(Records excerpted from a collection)
----------------------------------------

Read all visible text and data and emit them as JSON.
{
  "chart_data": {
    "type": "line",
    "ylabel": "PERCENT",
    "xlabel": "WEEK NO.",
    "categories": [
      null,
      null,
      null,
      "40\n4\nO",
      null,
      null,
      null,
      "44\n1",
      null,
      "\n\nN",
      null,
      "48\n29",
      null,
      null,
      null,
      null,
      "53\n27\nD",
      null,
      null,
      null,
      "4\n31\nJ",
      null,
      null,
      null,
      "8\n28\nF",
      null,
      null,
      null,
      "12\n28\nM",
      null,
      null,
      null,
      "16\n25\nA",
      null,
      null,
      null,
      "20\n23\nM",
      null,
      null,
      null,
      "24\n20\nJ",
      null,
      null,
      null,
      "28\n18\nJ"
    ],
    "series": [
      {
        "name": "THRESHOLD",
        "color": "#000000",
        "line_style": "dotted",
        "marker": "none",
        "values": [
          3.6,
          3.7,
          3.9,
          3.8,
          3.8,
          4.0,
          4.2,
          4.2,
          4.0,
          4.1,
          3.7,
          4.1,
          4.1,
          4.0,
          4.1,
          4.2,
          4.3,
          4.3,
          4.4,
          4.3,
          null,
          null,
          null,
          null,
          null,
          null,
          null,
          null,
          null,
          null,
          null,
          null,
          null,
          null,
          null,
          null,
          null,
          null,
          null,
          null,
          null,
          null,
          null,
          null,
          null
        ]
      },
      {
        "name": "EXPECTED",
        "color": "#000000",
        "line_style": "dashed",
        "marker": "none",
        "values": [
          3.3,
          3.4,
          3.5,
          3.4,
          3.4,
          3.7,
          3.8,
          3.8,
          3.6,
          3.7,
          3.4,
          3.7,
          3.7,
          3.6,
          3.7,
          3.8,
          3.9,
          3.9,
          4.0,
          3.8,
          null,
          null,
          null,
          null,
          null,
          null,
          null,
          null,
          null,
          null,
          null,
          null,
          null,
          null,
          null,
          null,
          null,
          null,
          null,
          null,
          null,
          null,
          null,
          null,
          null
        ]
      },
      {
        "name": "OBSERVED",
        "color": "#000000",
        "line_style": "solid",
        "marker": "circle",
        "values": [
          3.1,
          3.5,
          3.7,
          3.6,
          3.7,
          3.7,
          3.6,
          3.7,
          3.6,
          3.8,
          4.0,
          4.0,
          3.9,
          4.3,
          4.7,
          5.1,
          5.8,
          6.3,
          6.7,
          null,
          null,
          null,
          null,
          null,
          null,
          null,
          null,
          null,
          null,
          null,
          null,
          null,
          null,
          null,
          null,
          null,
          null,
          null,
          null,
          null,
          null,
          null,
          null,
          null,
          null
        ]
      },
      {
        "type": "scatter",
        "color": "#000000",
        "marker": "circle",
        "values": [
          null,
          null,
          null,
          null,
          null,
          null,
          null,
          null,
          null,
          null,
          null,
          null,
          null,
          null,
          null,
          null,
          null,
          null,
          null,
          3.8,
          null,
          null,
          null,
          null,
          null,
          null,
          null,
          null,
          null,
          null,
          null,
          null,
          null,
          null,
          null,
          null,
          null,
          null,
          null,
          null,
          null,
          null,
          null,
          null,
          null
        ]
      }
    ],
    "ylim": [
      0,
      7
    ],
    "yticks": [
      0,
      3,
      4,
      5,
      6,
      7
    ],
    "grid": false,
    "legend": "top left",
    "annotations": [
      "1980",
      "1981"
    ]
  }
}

----------------------------------------

Prompt: For this exercise, gather every line of the data that contains the word "name".

Right answer:
        "name": "THRESHOLD",
        "name": "EXPECTED",
        "name": "OBSERVED",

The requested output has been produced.